=== WRITTEN TASK A ===
Could you extract the passage below on ARM processor timers and reproduce it in full, word for word?

Additionally, as any other electronic device, the given processor possesses RTC clock, which keeps time of day, and have an alternate source of power, so that it works even with system power off. The RTC supports external 32.768kHz crystal or external clock source of the same frequency.

The processor also contains a WATCHDOG timer based on an upward 32-bit counter coupled with a prescaler. It causes the system to be reset if it is not poked periodically. After reset generation, the counter is automatically reloaded with the value stored in the watchdog load register, the prescaler is reset and the timer counter begins incrementing again.

### IV. TIME FETCHING PERFORMANCE RESULTS

On ARM platforms, all I/O access is memory-mapped. That means that timers' registers have their specific address stored in a known private memory region and access to them potentially possible only from kernel space. The *dmtimer* driver available in Linux also does not provide high-level abstractions. It is merely a small library supplying some functions for the clients of DMTimers to reserve and program the timers. So, the clients have to manage all the low-level programming and interrupt handling themselves. Accordingly, this driver is considered not used by many.

So, the suggested way of avoiding this obstacle for user would be writing a character device driver and implement *mmap()* function and the read-only access to the timer. It will allow mapping of the physical address of the DMTimer2 main counter to a virtual address in the program memory space.

The idea of timers map is as follows: firstly, the user process invokes an appropriate mmap() function and the kernel calls the device driver passing all necessary parameters. The driver validates the request and executes a function to map the necessary range of physical addresses into the address space of the user space. The driver returns an exit code to the kernel and the kernel re-dispatches the user process. Therefore, the user process accesses data of timing hardware by accessing the virtual address returned to it from mmap() call. Herewith, inaccurate offset in timer register from user space is handled in the open device operation in kernel space and in the case of error, returns user appropriate message.

=== THE RECORDS ===
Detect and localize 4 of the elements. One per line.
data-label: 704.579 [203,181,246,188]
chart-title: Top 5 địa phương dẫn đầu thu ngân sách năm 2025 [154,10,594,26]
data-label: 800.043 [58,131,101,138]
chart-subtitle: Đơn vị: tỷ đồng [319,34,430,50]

=== WRITTEN TASK B ===
Can you put every line of the entries above into a JSON list of strings, one string per line, leaving out blank lines?

=== COMPLETE OUTPUT A ===
Additionally, as any other electronic device, the given processor possesses RTC clock, which keeps time of day, and have an alternate source of power, so that it works even with system power off. The RTC supports external 32.768kHz crystal or external clock source of the same frequency.

The processor also contains a WATCHDOG timer based on an upward 32-bit counter coupled with a prescaler. It causes the system to be reset if it is not poked periodically. After reset generation, the counter is automatically reloaded with the value stored in the watchdog load register, the prescaler is reset and the timer counter begins incrementing again.

### IV. TIME FETCHING PERFORMANCE RESULTS

On ARM platforms, all I/O access is memory-mapped. That means that timers' registers have their specific address stored in a known private memory region and access to them potentially possible only from kernel space. The *dmtimer* driver available in Linux also does not provide high-level abstractions. It is merely a small library supplying some functions for the clients of DMTimers to reserve and program the timers. So, the clients have to manage all the low-level programming and interrupt handling themselves. Accordingly, this driver is considered not used by many.

So, the suggested way of avoiding this obstacle for user would be writing a character device driver and implement *mmap()* function and the read-only access to the timer. It will allow mapping of the physical address of the DMTimer2 main counter to a virtual address in the program memory space.

The idea of timers map is as follows: firstly, the user process invokes an appropriate mmap() function and the kernel calls the device driver passing all necessary parameters. The driver validates the request and executes a function to map the necessary range of physical addresses into the address space of the user space. The driver returns an exit code to the kernel and the kernel re-dispatches the user process. Therefore, the user process accesses data of timing hardware by accessing the virtual address returned to it from mmap() call. Herewith, inaccurate offset in timer register from user space is handled in the open device operation in kernel space and in the case of error, returns user appropriate message.

=== COMPLETE OUTPUT B ===
[
  "Detect and localize 4 of the elements. One per line.",
  "data-label: 704.579 [203,181,246,188]",
  "chart-title: Top 5 địa phương dẫn đầu thu ngân sách năm 2025 [154,10,594,26]",
  "data-label: 800.043 [58,131,101,138]",
  "chart-subtitle: Đơn vị: tỷ đồng [319,34,430,50]"
]